**Aim of the exercise**
Pick out the lines containing "color".

(Dataset listings of figures)
════════════════
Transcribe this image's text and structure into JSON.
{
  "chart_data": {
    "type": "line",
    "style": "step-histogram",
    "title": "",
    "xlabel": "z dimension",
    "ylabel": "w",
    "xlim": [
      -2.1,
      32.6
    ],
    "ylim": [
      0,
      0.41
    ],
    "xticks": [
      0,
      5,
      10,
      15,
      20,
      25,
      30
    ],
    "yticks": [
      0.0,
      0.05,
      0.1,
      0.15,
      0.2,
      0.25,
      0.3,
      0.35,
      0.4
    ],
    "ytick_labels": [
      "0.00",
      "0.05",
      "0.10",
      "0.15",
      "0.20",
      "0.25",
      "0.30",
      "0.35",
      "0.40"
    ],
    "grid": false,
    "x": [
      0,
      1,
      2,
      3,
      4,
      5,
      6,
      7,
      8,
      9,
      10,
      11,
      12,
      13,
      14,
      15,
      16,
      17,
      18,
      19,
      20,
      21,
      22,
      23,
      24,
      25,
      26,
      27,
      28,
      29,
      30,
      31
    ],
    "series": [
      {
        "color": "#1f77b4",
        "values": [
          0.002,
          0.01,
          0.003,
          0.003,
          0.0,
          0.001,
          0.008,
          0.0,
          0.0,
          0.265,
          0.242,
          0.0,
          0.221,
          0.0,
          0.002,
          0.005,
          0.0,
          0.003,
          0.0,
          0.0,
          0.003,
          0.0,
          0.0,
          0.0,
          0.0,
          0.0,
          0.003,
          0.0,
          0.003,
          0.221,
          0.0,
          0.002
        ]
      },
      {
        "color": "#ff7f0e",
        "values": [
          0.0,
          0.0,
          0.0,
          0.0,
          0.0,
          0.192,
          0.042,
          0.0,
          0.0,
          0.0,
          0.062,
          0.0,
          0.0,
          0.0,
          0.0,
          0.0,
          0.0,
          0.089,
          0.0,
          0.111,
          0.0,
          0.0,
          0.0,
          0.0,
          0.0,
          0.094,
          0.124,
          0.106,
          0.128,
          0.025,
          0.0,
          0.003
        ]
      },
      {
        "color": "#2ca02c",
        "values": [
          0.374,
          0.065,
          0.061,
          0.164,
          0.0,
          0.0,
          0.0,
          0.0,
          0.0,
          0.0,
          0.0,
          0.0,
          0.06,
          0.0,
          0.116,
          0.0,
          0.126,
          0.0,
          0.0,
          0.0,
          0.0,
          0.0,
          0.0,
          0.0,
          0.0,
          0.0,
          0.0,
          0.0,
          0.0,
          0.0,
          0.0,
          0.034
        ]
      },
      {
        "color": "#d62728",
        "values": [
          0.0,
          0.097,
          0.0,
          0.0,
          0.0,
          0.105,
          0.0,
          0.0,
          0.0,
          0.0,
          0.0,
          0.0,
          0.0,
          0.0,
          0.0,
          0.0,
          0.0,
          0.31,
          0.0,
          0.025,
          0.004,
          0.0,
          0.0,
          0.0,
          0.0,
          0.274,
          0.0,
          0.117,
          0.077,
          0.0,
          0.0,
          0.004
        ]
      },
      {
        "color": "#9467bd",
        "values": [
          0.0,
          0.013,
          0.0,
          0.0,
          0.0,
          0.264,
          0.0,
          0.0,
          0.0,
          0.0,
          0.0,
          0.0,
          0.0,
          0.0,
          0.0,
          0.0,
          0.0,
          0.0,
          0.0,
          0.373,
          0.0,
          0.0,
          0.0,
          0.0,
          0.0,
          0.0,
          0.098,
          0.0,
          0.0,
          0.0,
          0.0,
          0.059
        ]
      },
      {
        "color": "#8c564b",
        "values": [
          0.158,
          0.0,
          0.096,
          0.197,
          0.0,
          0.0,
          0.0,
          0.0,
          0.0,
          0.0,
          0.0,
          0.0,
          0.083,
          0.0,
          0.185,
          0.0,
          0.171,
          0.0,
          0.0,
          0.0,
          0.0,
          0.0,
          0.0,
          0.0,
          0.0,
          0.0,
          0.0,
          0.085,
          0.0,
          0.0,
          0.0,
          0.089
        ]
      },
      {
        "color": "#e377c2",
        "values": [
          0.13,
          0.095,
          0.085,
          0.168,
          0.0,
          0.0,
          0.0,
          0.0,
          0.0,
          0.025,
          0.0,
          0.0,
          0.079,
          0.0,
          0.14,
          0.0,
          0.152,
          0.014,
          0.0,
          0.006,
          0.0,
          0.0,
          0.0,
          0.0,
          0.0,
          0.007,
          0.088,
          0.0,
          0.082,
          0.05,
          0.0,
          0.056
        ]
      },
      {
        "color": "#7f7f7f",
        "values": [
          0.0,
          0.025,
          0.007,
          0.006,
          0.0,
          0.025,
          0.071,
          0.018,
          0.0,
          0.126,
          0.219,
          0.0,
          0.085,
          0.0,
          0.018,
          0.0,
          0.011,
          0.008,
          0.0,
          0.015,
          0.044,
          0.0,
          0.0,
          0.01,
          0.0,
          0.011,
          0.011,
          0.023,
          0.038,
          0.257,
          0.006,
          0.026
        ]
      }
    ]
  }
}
════════════════
**Task result**
        "color": "#1f77b4",
        "color": "#ff7f0e",
        "color": "#2ca02c",
        "color": "#d62728",
        "color": "#9467bd",
        "color": "#8c564b",
        "color": "#e377c2",
        "color": "#7f7f7f",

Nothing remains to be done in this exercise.